[Figure dataset records]
---

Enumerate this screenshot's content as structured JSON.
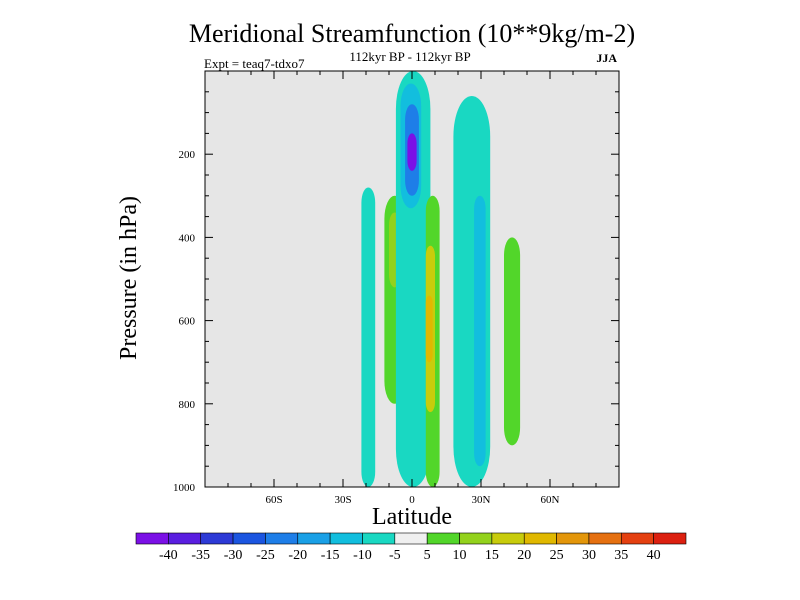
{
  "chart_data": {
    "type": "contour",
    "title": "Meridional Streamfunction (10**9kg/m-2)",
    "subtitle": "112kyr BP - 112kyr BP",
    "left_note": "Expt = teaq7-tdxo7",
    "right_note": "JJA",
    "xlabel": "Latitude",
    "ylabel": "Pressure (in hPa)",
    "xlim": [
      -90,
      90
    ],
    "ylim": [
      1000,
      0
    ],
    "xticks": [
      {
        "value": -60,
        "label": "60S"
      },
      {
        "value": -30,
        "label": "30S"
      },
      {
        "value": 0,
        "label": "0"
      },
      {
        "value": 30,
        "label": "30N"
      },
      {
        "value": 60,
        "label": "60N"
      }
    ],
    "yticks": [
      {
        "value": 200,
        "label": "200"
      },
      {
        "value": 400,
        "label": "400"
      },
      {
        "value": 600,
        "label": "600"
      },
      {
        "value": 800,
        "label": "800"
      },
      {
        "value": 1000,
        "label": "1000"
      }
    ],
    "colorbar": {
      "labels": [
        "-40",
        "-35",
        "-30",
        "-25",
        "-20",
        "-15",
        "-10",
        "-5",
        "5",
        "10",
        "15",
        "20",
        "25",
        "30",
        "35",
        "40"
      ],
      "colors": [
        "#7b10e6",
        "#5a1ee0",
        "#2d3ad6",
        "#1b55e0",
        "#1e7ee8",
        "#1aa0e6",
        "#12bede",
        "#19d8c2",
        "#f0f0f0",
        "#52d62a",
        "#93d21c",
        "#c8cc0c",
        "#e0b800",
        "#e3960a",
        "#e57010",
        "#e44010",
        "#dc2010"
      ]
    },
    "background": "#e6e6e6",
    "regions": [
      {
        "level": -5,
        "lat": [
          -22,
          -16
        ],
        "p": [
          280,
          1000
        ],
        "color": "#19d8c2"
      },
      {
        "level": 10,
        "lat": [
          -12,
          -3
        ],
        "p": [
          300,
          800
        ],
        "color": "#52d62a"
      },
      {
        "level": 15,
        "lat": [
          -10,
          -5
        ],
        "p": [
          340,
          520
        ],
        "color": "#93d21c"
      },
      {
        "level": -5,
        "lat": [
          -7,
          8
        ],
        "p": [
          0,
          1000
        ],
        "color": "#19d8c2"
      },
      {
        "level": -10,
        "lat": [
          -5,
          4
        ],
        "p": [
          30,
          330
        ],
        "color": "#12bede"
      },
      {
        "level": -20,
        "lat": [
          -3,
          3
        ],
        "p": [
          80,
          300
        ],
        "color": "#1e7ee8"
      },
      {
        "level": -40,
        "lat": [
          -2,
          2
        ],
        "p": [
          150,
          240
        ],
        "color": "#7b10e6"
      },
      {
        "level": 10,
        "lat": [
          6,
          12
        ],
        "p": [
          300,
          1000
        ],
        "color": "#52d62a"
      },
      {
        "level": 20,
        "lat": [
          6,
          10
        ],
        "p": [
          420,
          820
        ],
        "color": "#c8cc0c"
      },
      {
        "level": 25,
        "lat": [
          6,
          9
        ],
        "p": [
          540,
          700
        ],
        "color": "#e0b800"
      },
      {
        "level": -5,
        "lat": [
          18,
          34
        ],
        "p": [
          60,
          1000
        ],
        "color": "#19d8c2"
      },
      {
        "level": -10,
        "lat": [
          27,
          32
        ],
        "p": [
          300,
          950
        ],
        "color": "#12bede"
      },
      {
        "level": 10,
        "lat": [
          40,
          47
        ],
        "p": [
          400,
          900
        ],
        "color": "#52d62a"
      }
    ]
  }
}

---

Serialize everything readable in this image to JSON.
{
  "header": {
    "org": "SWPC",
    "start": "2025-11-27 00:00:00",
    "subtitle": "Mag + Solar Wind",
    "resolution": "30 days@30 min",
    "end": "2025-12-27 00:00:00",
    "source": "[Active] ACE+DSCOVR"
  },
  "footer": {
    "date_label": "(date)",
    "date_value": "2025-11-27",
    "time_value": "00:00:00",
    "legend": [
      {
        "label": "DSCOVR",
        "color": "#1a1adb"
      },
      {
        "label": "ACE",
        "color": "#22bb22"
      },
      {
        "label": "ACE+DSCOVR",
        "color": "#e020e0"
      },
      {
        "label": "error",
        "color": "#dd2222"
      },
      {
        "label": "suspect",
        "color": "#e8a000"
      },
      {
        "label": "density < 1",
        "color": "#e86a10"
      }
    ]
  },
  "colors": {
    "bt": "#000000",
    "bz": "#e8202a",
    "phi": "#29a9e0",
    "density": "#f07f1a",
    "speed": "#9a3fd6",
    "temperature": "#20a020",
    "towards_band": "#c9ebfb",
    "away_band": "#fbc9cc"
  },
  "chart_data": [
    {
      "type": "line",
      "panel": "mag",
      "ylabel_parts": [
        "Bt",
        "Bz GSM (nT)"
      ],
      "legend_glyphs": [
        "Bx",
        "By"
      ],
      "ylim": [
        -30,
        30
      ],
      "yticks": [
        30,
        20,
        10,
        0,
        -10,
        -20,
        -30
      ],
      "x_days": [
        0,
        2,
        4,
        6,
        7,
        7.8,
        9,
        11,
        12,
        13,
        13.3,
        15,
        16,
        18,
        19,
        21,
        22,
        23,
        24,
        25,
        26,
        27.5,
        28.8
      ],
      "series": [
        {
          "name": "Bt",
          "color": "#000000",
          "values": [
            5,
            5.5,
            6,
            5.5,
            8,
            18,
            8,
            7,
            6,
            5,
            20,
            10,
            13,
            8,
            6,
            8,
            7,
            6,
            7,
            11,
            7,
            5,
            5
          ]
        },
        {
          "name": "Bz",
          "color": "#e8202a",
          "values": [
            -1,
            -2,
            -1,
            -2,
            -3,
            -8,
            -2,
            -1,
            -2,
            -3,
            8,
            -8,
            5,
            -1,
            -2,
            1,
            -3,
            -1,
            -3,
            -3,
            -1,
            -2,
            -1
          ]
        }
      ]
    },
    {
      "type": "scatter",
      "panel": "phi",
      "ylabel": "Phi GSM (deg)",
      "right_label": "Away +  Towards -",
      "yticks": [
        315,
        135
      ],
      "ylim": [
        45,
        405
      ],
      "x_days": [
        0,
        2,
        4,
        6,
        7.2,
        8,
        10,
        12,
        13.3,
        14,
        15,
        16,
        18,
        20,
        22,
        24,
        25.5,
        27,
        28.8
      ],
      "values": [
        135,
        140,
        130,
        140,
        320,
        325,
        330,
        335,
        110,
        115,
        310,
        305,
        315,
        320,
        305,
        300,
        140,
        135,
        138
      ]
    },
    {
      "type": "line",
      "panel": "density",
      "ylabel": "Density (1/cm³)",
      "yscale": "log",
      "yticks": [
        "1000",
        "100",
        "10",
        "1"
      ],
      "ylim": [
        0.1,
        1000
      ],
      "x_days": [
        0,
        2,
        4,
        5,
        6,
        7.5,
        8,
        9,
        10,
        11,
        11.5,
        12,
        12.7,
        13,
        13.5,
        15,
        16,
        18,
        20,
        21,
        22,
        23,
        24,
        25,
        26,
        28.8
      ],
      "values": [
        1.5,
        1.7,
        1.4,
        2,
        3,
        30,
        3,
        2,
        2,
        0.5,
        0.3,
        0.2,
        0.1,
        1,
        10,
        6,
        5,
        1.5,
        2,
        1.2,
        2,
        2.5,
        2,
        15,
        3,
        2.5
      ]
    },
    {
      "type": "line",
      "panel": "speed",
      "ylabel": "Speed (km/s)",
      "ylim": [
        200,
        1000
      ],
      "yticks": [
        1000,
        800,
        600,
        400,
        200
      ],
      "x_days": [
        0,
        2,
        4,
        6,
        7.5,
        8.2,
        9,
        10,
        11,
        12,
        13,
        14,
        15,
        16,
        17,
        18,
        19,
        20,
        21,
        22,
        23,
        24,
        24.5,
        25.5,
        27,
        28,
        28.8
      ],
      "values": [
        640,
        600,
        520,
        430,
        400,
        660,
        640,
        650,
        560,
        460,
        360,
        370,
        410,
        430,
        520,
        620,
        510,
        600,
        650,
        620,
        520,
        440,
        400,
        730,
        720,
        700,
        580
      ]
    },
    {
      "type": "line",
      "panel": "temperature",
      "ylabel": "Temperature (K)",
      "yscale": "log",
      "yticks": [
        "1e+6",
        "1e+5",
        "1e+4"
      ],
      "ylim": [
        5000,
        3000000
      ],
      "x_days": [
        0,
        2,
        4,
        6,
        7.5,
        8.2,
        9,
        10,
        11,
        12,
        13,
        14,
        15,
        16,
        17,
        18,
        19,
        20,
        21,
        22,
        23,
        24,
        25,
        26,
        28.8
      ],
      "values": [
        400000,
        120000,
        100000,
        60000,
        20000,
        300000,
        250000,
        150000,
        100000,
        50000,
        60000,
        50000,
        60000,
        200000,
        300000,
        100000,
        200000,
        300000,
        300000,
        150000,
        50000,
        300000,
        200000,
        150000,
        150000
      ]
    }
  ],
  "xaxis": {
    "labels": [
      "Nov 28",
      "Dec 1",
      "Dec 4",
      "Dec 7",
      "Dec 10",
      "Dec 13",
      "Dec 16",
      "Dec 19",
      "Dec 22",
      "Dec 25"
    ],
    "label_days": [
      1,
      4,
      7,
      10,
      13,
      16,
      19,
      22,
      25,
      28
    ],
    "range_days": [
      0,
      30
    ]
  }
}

---

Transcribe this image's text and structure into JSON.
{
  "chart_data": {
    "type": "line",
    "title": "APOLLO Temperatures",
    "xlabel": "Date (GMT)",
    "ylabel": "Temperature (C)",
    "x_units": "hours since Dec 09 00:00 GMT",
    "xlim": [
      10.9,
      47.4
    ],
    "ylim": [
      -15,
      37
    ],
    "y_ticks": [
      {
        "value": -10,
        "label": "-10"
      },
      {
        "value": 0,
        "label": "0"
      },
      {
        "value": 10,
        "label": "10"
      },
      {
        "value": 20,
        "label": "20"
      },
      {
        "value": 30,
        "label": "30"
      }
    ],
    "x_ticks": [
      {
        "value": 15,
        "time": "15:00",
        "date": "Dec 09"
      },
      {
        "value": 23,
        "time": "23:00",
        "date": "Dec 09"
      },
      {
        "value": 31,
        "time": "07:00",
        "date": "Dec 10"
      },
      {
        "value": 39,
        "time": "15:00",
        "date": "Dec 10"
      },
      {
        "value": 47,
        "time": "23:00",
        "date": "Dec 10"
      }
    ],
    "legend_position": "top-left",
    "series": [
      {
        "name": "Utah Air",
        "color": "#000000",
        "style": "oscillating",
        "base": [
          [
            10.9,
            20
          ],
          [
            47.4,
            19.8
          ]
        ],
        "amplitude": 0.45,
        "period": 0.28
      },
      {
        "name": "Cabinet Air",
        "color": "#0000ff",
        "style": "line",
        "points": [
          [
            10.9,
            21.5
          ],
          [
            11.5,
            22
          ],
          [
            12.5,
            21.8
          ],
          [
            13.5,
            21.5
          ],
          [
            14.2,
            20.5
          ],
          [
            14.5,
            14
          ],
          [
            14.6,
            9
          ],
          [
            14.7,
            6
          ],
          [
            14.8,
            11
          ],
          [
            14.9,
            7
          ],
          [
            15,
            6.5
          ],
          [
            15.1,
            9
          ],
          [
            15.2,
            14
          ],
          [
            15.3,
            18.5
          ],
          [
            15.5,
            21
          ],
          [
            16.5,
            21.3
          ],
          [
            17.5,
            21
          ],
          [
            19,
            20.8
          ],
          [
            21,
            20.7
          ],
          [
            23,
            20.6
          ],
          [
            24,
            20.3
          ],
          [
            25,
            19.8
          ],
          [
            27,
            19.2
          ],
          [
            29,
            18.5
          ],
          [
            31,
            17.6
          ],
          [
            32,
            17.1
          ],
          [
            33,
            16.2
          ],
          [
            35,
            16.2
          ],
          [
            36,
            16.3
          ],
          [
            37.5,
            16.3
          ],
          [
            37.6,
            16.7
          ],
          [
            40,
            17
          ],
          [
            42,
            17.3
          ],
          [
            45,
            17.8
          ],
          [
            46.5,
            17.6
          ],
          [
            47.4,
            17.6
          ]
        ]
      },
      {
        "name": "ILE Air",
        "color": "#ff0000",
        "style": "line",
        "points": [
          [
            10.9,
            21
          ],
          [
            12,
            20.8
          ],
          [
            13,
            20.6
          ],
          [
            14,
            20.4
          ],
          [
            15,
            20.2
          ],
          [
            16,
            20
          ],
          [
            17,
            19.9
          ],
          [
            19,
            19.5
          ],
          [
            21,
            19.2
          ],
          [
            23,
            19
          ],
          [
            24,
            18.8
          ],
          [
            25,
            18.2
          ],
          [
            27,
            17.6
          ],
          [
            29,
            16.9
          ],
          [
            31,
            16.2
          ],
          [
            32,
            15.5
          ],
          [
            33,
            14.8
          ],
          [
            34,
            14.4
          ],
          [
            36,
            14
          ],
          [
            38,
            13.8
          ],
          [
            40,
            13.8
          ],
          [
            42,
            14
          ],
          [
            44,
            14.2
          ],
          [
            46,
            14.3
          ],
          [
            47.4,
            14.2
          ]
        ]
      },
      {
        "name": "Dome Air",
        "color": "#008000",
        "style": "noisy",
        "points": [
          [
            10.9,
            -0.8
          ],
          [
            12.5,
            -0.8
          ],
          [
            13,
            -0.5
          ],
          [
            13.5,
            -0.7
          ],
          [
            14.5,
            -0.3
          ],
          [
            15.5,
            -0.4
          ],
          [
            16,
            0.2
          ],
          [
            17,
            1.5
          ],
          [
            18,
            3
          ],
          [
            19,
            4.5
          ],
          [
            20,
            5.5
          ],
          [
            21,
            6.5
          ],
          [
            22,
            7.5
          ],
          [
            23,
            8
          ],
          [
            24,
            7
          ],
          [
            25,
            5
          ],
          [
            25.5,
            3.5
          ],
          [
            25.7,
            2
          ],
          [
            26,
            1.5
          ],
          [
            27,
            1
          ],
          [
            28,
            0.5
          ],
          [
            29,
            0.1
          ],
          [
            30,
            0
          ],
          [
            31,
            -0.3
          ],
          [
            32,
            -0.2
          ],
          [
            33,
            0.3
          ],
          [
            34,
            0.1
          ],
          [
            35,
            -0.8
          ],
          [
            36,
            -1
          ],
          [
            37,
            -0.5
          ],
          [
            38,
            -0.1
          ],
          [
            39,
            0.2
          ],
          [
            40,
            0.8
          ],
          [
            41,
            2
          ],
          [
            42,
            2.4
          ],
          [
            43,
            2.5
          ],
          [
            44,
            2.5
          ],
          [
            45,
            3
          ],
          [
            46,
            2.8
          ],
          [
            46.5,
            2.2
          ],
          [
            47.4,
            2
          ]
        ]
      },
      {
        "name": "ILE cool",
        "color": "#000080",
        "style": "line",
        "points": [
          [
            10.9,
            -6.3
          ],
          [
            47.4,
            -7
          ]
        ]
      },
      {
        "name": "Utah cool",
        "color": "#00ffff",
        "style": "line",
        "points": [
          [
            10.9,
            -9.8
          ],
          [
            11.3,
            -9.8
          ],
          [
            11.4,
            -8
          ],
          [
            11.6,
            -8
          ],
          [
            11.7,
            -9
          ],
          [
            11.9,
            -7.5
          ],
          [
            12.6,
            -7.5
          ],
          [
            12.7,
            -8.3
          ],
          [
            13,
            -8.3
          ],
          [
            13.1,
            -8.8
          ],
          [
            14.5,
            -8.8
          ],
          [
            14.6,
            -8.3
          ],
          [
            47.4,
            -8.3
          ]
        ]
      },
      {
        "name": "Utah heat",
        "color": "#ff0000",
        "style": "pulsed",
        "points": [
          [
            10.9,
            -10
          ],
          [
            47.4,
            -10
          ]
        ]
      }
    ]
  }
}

---

_WORK TO COMPLETE:_
Above are the records. Copy every line in them holding "DSCOVR".

_EXERCISE ANSWER:_
    "source": "[Active] ACE+DSCOVR"
        "label": "DSCOVR",
        "label": "ACE+DSCOVR",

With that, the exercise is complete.